▶ [ENTRIES SHOWN]
— begin —

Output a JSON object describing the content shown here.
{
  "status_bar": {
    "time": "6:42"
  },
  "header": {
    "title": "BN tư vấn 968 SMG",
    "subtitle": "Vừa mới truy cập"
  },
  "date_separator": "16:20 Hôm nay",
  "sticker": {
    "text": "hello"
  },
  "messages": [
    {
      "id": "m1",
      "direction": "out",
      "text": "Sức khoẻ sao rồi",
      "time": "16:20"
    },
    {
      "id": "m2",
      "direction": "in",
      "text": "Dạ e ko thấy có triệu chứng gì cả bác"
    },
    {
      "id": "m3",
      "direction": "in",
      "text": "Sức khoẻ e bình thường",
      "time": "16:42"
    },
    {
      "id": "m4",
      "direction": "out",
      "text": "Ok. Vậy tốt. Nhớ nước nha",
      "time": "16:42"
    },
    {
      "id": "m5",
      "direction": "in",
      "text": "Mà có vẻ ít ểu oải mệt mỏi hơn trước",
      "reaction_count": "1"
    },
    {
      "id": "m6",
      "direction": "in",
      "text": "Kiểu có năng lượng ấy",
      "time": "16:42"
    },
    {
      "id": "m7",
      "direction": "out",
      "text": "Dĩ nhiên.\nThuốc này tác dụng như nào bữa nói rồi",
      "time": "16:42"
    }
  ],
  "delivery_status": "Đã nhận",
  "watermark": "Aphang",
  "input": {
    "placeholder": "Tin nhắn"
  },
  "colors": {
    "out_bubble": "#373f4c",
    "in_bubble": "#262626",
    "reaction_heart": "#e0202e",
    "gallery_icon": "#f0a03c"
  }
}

— end —

▶ [SET PROBLEM]
Your task is to pick out every line with the string "khoẻ" and copy it.

▶ [CORRECT RESPONSE]
      "text": "Sức khoẻ sao rồi",
      "text": "Sức khoẻ e bình thường",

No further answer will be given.